* [THE TASK]
Give the number of lines in the data that contain "title", and nothing more.

begin THE DATA

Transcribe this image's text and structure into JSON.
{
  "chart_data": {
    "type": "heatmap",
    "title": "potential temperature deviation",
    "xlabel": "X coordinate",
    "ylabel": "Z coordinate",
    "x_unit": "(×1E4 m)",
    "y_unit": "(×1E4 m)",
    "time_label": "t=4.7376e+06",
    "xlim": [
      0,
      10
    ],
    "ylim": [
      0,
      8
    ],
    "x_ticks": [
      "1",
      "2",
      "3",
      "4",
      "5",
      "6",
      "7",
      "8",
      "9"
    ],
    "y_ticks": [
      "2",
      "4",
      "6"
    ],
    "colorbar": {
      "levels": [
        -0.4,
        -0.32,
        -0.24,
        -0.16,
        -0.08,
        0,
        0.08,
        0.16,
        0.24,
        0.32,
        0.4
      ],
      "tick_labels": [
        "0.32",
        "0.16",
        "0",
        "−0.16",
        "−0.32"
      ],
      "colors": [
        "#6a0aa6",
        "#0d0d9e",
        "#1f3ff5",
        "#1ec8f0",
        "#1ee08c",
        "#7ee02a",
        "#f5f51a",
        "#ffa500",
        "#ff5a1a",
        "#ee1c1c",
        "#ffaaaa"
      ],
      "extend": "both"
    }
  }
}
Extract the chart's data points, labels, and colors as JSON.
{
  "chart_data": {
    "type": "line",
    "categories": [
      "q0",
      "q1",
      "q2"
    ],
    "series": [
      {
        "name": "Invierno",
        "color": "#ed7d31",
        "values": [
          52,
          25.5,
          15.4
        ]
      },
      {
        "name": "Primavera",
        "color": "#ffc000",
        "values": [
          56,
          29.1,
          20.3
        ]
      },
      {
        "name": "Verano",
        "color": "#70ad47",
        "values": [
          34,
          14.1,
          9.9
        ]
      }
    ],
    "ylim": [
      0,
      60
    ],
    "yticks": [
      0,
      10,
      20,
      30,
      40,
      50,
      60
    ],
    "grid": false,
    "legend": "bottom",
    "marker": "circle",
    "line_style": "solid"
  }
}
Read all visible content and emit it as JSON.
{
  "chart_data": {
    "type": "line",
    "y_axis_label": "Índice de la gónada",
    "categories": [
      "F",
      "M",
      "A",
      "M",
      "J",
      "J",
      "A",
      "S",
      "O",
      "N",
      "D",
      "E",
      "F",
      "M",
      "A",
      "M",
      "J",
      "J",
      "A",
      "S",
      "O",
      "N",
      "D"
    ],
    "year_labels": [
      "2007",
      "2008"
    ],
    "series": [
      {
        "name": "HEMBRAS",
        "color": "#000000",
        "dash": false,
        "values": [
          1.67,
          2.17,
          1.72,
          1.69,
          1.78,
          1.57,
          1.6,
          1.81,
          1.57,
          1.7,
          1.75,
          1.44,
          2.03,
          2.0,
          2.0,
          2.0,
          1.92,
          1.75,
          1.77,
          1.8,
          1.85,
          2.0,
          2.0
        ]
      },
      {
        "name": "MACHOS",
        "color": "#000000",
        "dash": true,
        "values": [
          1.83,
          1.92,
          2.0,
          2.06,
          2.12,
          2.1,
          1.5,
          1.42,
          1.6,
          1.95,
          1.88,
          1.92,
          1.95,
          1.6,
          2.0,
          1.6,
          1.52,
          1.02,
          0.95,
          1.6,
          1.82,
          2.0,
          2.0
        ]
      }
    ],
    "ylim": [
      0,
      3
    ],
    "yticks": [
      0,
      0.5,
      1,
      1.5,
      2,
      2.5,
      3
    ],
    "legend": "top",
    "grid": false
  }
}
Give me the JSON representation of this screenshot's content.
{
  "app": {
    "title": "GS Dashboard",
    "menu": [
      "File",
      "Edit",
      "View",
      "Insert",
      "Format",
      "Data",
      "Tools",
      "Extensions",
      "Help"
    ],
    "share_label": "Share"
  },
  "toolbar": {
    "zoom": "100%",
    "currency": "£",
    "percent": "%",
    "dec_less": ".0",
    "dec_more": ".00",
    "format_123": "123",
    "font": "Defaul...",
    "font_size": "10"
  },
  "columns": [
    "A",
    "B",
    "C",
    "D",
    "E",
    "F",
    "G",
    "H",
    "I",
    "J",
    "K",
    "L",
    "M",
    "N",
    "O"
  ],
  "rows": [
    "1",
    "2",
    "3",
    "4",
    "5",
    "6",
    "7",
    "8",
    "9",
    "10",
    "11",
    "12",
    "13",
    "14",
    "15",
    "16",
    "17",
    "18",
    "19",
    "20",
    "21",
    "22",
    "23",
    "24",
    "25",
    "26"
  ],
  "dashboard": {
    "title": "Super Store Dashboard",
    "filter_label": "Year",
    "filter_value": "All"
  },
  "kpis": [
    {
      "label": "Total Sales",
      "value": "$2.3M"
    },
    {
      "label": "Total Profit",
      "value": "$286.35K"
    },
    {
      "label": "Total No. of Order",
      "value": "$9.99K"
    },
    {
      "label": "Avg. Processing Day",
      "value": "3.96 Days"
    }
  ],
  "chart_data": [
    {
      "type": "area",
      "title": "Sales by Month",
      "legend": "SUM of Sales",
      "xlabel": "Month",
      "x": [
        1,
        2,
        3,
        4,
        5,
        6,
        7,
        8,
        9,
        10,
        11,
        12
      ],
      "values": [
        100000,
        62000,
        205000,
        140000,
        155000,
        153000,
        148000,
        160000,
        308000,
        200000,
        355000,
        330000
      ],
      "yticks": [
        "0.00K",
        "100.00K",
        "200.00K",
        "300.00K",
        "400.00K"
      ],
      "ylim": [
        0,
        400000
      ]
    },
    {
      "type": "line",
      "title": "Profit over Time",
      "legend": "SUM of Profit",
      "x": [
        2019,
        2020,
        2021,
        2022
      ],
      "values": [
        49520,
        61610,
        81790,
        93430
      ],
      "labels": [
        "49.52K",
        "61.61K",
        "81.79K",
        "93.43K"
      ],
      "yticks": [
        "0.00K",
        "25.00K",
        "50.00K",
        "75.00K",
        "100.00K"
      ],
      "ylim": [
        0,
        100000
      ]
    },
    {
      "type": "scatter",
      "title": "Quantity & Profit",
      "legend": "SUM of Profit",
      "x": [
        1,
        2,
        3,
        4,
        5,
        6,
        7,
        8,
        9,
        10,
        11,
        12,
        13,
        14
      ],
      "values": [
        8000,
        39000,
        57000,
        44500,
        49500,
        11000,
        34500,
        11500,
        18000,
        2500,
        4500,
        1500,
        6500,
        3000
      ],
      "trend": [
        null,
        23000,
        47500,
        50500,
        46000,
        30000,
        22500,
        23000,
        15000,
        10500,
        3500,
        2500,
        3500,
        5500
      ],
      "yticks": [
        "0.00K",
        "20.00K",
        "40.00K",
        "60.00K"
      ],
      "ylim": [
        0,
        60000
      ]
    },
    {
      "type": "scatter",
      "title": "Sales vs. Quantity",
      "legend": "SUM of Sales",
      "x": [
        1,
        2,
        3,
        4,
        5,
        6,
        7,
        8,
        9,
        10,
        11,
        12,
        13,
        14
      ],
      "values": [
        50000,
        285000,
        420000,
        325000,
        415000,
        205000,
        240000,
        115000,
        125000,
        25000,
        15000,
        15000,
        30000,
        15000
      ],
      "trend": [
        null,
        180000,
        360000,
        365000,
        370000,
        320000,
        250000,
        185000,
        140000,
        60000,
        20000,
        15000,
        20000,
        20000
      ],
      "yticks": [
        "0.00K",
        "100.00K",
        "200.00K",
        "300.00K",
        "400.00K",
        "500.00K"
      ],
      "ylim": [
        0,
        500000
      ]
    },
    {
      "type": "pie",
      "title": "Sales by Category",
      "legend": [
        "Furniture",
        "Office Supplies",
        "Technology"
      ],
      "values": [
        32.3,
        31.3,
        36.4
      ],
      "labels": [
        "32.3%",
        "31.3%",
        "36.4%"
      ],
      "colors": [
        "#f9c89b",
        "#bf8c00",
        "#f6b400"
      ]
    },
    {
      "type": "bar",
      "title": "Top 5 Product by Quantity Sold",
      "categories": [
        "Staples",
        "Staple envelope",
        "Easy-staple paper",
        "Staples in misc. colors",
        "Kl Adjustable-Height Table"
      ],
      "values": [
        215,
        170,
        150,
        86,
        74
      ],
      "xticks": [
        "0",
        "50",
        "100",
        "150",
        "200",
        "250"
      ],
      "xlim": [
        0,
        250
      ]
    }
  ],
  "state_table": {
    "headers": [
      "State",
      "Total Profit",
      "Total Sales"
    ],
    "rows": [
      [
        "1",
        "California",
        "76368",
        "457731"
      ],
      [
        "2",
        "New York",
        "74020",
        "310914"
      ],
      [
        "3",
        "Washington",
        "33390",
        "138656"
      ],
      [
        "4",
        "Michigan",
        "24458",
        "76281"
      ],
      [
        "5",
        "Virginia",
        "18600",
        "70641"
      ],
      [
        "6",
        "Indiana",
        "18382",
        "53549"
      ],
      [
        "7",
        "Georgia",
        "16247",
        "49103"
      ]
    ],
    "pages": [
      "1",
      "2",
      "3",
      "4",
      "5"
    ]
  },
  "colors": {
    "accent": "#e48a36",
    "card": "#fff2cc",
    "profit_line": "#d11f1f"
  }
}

end THE DATA

* [COMPLETE RESPONSE]
9